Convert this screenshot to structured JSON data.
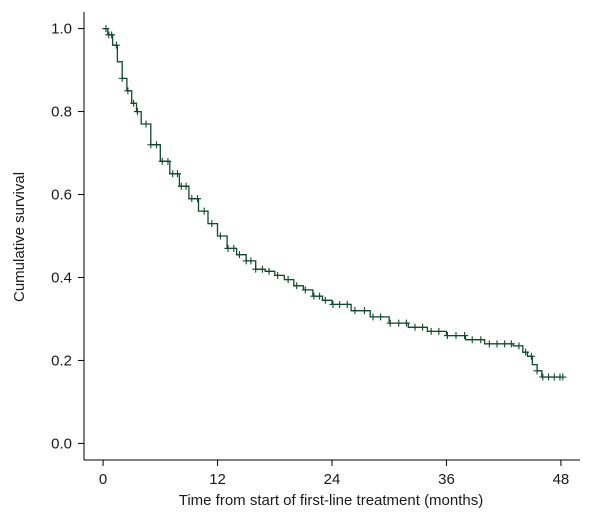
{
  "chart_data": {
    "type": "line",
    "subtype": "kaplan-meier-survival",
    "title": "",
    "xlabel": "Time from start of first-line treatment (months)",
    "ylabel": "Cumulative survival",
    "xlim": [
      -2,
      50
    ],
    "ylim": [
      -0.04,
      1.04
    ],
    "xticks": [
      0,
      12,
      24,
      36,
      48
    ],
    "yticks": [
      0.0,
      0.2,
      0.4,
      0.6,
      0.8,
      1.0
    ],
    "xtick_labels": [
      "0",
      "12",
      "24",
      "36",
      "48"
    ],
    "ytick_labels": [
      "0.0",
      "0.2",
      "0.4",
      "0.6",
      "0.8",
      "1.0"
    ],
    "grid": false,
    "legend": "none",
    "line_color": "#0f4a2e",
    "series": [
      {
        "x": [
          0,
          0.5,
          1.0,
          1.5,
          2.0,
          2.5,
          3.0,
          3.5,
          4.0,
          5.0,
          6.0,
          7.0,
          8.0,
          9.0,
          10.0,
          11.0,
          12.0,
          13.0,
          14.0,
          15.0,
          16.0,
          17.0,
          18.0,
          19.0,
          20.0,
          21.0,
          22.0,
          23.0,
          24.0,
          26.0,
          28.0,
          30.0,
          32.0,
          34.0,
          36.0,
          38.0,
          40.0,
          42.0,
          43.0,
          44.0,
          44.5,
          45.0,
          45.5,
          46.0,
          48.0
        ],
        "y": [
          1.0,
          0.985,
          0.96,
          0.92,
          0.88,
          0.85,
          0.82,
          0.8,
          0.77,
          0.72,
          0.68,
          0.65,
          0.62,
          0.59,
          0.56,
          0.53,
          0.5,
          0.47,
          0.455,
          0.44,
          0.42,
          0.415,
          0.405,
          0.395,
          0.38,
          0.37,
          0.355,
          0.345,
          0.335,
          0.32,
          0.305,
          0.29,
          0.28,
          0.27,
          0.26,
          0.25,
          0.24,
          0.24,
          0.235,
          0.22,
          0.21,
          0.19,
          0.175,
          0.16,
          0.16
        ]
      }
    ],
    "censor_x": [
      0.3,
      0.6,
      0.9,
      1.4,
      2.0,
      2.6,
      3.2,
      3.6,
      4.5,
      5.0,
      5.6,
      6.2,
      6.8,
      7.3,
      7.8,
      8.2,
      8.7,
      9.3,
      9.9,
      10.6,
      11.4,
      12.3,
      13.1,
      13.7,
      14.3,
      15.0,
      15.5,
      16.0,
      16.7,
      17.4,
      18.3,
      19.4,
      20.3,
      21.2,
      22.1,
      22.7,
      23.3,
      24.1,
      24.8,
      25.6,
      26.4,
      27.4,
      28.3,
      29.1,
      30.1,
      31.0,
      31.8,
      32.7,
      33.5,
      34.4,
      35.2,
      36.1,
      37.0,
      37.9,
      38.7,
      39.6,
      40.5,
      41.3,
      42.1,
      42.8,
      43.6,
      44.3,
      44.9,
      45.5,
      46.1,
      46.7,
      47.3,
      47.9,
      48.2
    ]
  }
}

* _EXERCISE_: Each record should be quoted exactly, with the images omitted.

* _WRITTEN ANSWER_:
Convert this screenshot to structured JSON data.
{
  "chart_data": {
    "type": "line",
    "subtype": "kaplan-meier-survival",
    "title": "",
    "xlabel": "Time from start of first-line treatment (months)",
    "ylabel": "Cumulative survival",
    "xlim": [
      -2,
      50
    ],
    "ylim": [
      -0.04,
      1.04
    ],
    "xticks": [
      0,
      12,
      24,
      36,
      48
    ],
    "yticks": [
      0.0,
      0.2,
      0.4,
      0.6,
      0.8,
      1.0
    ],
    "xtick_labels": [
      "0",
      "12",
      "24",
      "36",
      "48"
    ],
    "ytick_labels": [
      "0.0",
      "0.2",
      "0.4",
      "0.6",
      "0.8",
      "1.0"
    ],
    "grid": false,
    "legend": "none",
    "line_color": "#0f4a2e",
    "series": [
      {
        "x": [
          0,
          0.5,
          1.0,
          1.5,
          2.0,
          2.5,
          3.0,
          3.5,
          4.0,
          5.0,
          6.0,
          7.0,
          8.0,
          9.0,
          10.0,
          11.0,
          12.0,
          13.0,
          14.0,
          15.0,
          16.0,
          17.0,
          18.0,
          19.0,
          20.0,
          21.0,
          22.0,
          23.0,
          24.0,
          26.0,
          28.0,
          30.0,
          32.0,
          34.0,
          36.0,
          38.0,
          40.0,
          42.0,
          43.0,
          44.0,
          44.5,
          45.0,
          45.5,
          46.0,
          48.0
        ],
        "y": [
          1.0,
          0.985,
          0.96,
          0.92,
          0.88,
          0.85,
          0.82,
          0.8,
          0.77,
          0.72,
          0.68,
          0.65,
          0.62,
          0.59,
          0.56,
          0.53,
          0.5,
          0.47,
          0.455,
          0.44,
          0.42,
          0.415,
          0.405,
          0.395,
          0.38,
          0.37,
          0.355,
          0.345,
          0.335,
          0.32,
          0.305,
          0.29,
          0.28,
          0.27,
          0.26,
          0.25,
          0.24,
          0.24,
          0.235,
          0.22,
          0.21,
          0.19,
          0.175,
          0.16,
          0.16
        ]
      }
    ],
    "censor_x": [
      0.3,
      0.6,
      0.9,
      1.4,
      2.0,
      2.6,
      3.2,
      3.6,
      4.5,
      5.0,
      5.6,
      6.2,
      6.8,
      7.3,
      7.8,
      8.2,
      8.7,
      9.3,
      9.9,
      10.6,
      11.4,
      12.3,
      13.1,
      13.7,
      14.3,
      15.0,
      15.5,
      16.0,
      16.7,
      17.4,
      18.3,
      19.4,
      20.3,
      21.2,
      22.1,
      22.7,
      23.3,
      24.1,
      24.8,
      25.6,
      26.4,
      27.4,
      28.3,
      29.1,
      30.1,
      31.0,
      31.8,
      32.7,
      33.5,
      34.4,
      35.2,
      36.1,
      37.0,
      37.9,
      38.7,
      39.6,
      40.5,
      41.3,
      42.1,
      42.8,
      43.6,
      44.3,
      44.9,
      45.5,
      46.1,
      46.7,
      47.3,
      47.9,
      48.2
    ]
  }
}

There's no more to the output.